- What is required -
Transcribe all the entries word for word, skipping the pictures.

- Data rows -
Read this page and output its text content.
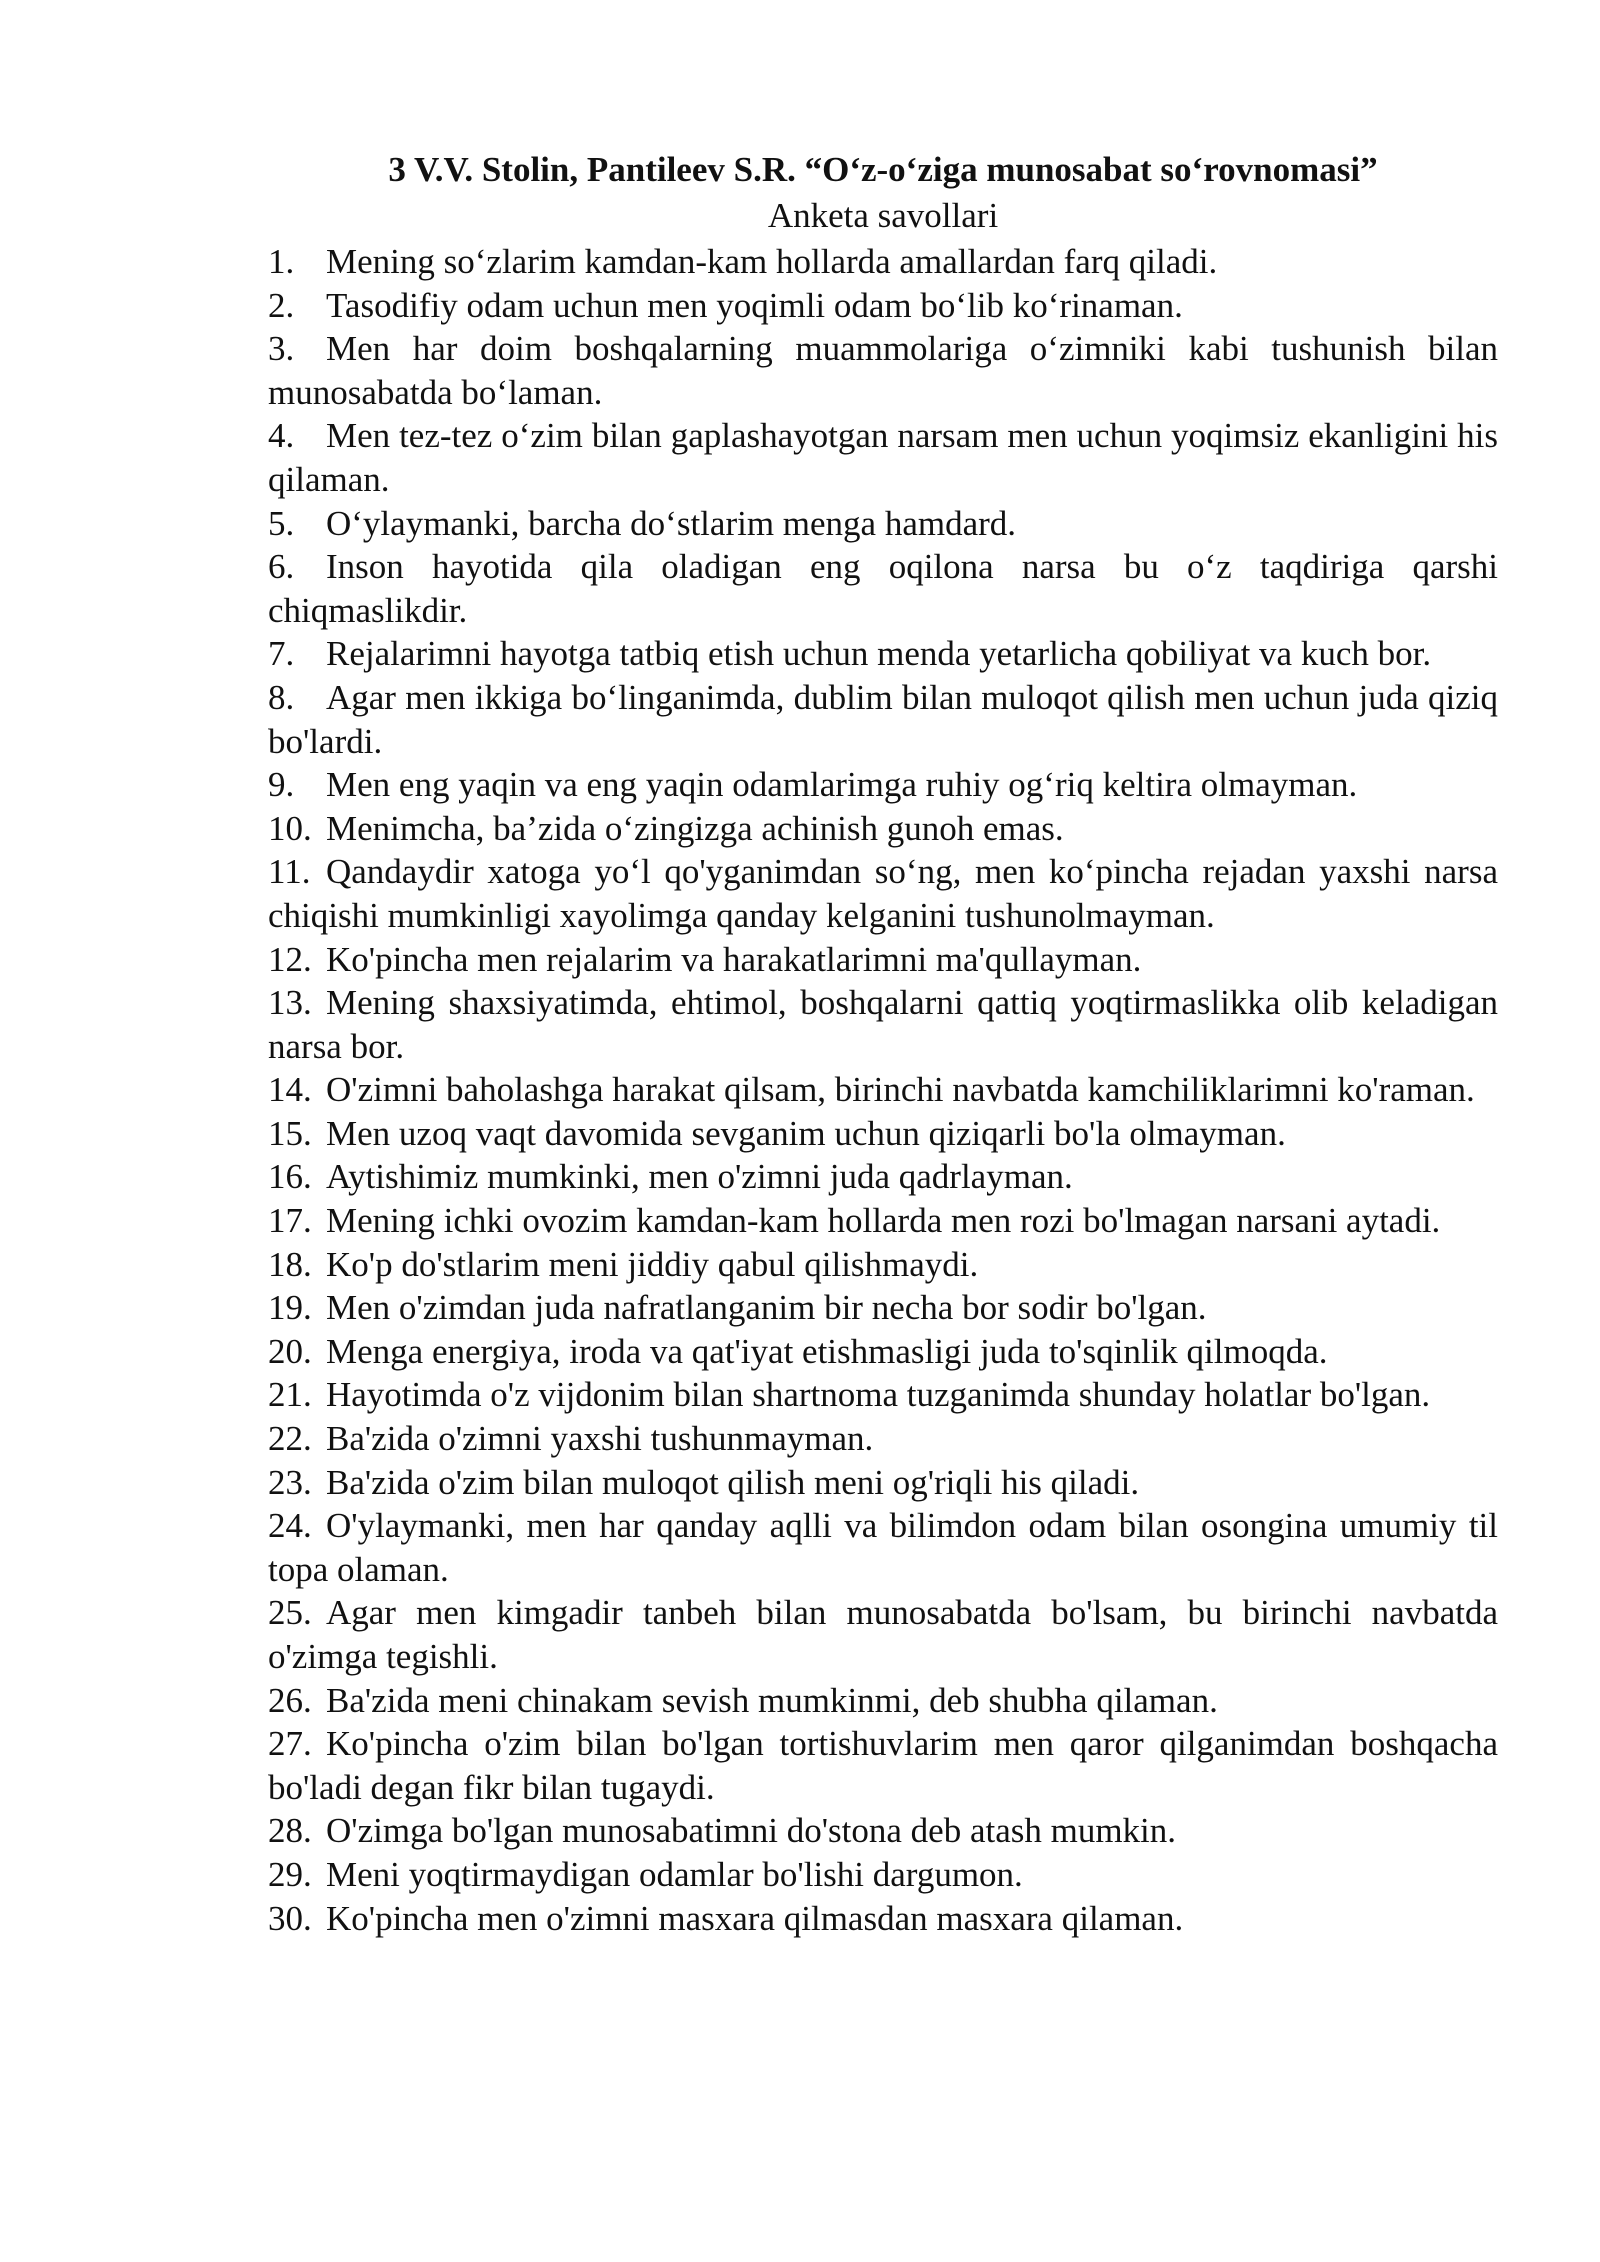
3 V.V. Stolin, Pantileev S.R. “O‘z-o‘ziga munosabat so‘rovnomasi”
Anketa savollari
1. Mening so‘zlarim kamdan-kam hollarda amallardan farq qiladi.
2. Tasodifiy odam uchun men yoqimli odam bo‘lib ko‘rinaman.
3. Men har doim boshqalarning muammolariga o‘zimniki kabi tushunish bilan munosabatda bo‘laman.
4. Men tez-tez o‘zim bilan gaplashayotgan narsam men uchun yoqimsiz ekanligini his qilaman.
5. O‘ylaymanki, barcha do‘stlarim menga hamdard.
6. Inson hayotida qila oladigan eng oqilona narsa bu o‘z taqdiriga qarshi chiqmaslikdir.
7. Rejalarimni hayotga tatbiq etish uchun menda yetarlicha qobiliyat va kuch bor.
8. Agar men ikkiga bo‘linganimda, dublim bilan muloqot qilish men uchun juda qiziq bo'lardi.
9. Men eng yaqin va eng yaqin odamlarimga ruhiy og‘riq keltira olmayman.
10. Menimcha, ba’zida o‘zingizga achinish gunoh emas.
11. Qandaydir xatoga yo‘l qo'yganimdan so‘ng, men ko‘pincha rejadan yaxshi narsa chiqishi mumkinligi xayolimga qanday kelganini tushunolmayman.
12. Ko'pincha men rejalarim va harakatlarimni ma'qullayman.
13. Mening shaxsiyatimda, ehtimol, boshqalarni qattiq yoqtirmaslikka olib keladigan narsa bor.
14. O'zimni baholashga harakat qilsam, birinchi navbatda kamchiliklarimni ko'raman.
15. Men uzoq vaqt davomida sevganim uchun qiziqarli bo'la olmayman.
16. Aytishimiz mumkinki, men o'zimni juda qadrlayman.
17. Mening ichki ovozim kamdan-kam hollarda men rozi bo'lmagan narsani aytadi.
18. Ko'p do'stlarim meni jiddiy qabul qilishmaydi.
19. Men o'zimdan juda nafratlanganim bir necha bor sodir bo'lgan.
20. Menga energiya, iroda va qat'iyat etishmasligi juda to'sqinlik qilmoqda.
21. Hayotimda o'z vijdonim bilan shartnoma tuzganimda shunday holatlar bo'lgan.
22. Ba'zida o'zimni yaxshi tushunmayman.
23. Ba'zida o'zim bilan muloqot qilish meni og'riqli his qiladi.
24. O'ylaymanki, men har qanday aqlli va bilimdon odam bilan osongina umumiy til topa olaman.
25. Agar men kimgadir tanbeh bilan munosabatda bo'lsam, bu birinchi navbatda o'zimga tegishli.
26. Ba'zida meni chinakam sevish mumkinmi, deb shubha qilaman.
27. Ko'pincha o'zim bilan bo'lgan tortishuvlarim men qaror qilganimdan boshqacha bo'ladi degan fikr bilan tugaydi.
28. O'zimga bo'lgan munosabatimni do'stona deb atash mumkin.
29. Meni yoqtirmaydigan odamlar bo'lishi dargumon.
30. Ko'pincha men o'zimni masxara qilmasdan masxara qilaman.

- Answer below -
Read this page and output its text content.
3 V.V. Stolin, Pantileev S.R. “O‘z-o‘ziga munosabat so‘rovnomasi”
Anketa savollari
1. Mening so‘zlarim kamdan-kam hollarda amallardan farq qiladi.
2. Tasodifiy odam uchun men yoqimli odam bo‘lib ko‘rinaman.
3. Men har doim boshqalarning muammolariga o‘zimniki kabi tushunish bilan munosabatda bo‘laman.
4. Men tez-tez o‘zim bilan gaplashayotgan narsam men uchun yoqimsiz ekanligini his qilaman.
5. O‘ylaymanki, barcha do‘stlarim menga hamdard.
6. Inson hayotida qila oladigan eng oqilona narsa bu o‘z taqdiriga qarshi chiqmaslikdir.
7. Rejalarimni hayotga tatbiq etish uchun menda yetarlicha qobiliyat va kuch bor.
8. Agar men ikkiga bo‘linganimda, dublim bilan muloqot qilish men uchun juda qiziq bo'lardi.
9. Men eng yaqin va eng yaqin odamlarimga ruhiy og‘riq keltira olmayman.
10. Menimcha, ba’zida o‘zingizga achinish gunoh emas.
11. Qandaydir xatoga yo‘l qo'yganimdan so‘ng, men ko‘pincha rejadan yaxshi narsa chiqishi mumkinligi xayolimga qanday kelganini tushunolmayman.
12. Ko'pincha men rejalarim va harakatlarimni ma'qullayman.
13. Mening shaxsiyatimda, ehtimol, boshqalarni qattiq yoqtirmaslikka olib keladigan narsa bor.
14. O'zimni baholashga harakat qilsam, birinchi navbatda kamchiliklarimni ko'raman.
15. Men uzoq vaqt davomida sevganim uchun qiziqarli bo'la olmayman.
16. Aytishimiz mumkinki, men o'zimni juda qadrlayman.
17. Mening ichki ovozim kamdan-kam hollarda men rozi bo'lmagan narsani aytadi.
18. Ko'p do'stlarim meni jiddiy qabul qilishmaydi.
19. Men o'zimdan juda nafratlanganim bir necha bor sodir bo'lgan.
20. Menga energiya, iroda va qat'iyat etishmasligi juda to'sqinlik qilmoqda.
21. Hayotimda o'z vijdonim bilan shartnoma tuzganimda shunday holatlar bo'lgan.
22. Ba'zida o'zimni yaxshi tushunmayman.
23. Ba'zida o'zim bilan muloqot qilish meni og'riqli his qiladi.
24. O'ylaymanki, men har qanday aqlli va bilimdon odam bilan osongina umumiy til topa olaman.
25. Agar men kimgadir tanbeh bilan munosabatda bo'lsam, bu birinchi navbatda o'zimga tegishli.
26. Ba'zida meni chinakam sevish mumkinmi, deb shubha qilaman.
27. Ko'pincha o'zim bilan bo'lgan tortishuvlarim men qaror qilganimdan boshqacha bo'ladi degan fikr bilan tugaydi.
28. O'zimga bo'lgan munosabatimni do'stona deb atash mumkin.
29. Meni yoqtirmaydigan odamlar bo'lishi dargumon.
30. Ko'pincha men o'zimni masxara qilmasdan masxara qilaman.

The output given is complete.